Collected data »
*-*-*
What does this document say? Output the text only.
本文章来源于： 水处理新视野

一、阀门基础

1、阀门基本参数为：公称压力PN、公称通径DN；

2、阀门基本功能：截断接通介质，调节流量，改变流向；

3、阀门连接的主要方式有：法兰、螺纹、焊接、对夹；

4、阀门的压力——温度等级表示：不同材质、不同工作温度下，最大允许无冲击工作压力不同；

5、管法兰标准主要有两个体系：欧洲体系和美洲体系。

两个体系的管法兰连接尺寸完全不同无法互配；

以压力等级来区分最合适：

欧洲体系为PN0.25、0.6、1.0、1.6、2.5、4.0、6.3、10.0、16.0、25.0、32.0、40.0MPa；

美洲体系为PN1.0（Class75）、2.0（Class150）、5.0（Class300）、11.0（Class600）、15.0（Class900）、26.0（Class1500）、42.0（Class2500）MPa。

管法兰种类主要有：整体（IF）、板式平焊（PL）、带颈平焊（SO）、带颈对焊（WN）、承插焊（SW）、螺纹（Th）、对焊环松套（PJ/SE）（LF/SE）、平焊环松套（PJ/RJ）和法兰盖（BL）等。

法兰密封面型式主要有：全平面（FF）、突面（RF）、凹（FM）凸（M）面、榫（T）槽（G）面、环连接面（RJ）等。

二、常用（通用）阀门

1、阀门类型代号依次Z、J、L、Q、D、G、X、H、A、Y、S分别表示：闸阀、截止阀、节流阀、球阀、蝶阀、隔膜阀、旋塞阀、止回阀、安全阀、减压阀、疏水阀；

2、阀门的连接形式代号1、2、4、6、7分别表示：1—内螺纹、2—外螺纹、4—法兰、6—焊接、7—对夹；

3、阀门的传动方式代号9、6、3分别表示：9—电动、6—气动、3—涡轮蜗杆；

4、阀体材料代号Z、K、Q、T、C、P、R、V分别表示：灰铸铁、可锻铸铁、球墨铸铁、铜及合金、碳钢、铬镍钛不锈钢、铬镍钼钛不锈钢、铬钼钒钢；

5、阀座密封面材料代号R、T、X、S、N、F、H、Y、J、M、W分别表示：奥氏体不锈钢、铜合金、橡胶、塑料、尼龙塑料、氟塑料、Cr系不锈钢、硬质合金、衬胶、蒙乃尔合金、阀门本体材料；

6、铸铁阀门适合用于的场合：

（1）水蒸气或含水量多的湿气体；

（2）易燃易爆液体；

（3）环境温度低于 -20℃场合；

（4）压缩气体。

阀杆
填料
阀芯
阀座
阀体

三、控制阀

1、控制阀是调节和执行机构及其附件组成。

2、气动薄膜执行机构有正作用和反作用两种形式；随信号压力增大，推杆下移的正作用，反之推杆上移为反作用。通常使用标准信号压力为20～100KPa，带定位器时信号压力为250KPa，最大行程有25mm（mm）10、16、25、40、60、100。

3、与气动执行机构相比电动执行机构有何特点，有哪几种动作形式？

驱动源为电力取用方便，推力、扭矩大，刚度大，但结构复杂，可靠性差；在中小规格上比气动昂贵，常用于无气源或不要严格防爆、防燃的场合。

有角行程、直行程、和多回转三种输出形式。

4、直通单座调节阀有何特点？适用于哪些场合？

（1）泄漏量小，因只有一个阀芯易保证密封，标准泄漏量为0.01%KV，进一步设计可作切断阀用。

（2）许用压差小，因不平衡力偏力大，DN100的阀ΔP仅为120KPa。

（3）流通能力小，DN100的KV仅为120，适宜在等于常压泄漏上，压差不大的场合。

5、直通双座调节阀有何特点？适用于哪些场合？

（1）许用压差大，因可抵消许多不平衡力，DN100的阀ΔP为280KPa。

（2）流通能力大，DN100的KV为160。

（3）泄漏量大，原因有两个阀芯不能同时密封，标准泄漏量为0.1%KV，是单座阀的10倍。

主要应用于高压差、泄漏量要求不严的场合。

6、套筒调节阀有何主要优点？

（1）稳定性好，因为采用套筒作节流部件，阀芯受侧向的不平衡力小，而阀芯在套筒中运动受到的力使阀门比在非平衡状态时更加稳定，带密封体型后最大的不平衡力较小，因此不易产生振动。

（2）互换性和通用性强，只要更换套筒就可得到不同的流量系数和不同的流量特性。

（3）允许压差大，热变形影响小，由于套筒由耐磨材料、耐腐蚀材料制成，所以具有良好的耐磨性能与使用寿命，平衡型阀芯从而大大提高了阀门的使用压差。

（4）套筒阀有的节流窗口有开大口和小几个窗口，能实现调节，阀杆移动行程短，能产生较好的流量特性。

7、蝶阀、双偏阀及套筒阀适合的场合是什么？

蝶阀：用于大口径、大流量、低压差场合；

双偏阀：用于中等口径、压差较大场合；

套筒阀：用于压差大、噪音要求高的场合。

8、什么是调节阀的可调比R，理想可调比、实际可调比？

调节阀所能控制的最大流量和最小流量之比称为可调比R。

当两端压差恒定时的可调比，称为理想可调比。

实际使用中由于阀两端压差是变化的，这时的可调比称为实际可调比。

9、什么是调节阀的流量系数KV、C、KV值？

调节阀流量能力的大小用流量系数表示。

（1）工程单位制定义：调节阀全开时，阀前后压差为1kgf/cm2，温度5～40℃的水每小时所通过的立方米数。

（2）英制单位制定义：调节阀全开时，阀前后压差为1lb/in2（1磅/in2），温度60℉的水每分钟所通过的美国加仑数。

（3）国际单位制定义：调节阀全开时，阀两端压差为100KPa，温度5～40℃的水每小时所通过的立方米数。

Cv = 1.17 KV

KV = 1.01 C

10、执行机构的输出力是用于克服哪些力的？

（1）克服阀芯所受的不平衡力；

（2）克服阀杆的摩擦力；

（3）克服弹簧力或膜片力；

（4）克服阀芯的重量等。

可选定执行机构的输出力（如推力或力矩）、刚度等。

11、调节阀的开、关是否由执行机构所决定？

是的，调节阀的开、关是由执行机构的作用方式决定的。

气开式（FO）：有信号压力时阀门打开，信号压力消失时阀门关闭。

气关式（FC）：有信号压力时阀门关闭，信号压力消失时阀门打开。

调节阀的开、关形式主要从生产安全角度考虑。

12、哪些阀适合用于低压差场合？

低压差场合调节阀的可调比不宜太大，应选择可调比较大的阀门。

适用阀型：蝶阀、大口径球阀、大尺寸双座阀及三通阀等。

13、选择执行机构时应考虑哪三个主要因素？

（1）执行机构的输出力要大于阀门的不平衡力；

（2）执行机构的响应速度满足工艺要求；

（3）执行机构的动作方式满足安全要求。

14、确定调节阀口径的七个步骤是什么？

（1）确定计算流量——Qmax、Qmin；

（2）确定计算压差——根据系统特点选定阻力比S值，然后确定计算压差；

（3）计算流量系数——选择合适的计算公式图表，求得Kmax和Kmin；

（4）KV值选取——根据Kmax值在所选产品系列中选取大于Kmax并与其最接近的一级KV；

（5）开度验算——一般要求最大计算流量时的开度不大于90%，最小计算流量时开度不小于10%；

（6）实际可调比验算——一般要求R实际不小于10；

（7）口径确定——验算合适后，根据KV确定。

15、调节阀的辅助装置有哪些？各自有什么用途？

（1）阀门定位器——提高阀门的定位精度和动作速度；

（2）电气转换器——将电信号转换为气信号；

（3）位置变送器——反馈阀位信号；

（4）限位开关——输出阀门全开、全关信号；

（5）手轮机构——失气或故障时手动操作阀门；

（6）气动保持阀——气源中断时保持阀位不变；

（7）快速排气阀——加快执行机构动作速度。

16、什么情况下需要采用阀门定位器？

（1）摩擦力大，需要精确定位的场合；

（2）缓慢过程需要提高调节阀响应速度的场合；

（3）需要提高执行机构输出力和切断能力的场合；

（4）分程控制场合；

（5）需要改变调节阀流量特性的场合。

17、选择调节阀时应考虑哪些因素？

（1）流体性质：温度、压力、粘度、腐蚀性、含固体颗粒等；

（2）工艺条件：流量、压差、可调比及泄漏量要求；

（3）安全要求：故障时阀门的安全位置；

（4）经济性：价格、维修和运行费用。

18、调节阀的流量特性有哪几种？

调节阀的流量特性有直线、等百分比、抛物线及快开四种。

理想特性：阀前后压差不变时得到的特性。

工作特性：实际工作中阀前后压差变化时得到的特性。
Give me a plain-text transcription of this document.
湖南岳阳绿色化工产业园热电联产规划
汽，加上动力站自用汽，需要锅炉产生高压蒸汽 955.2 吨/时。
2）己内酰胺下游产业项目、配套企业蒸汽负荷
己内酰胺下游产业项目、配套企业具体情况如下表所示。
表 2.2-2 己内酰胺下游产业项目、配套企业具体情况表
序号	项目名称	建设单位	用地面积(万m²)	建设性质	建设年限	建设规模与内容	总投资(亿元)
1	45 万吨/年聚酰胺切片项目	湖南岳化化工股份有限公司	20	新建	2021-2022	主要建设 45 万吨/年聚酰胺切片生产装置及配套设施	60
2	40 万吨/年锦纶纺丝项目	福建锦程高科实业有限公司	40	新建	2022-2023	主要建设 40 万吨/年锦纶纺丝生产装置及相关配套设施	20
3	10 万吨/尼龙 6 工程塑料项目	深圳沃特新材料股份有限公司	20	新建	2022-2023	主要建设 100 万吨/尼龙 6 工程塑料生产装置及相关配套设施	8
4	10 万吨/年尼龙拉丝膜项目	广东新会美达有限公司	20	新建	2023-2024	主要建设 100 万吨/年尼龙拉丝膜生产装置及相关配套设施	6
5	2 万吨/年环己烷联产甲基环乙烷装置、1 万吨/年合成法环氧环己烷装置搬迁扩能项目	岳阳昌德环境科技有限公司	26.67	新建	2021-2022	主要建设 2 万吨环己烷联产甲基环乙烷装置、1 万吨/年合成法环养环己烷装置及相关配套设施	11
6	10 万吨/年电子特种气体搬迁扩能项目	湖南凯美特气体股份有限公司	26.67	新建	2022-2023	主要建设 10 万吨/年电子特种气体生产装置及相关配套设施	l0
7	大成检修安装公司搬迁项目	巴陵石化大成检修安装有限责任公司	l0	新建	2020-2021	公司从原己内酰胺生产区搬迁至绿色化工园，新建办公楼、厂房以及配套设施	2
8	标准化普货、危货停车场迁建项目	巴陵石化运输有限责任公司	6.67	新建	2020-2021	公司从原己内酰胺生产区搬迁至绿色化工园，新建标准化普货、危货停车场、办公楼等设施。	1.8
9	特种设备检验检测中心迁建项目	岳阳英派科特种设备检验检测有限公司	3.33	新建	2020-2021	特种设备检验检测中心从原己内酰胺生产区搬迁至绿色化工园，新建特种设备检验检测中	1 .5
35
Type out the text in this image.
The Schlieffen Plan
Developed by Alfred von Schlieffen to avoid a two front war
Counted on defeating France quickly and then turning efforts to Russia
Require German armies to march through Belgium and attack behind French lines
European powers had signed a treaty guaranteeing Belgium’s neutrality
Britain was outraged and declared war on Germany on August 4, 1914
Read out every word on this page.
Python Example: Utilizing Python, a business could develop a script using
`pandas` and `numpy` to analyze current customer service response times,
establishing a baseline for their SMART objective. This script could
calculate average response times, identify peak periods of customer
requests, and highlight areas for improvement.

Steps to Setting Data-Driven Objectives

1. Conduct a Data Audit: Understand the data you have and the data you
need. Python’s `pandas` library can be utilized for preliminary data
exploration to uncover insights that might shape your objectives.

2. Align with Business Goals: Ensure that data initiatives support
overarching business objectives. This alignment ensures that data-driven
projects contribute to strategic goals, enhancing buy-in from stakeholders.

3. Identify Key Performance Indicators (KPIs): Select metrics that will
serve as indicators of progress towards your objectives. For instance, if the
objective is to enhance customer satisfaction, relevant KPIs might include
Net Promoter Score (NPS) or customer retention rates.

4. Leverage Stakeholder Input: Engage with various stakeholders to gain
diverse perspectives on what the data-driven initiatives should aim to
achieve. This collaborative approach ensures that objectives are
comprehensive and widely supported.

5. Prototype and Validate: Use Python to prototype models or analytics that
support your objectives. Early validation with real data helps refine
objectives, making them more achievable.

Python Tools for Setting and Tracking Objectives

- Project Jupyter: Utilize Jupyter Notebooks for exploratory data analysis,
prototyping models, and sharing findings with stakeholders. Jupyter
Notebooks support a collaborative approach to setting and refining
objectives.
*-*-*
Exercise goal »
How many lines of these entries contain the string "适用于哪些场合"? Reply with the number alone.

The solution »
2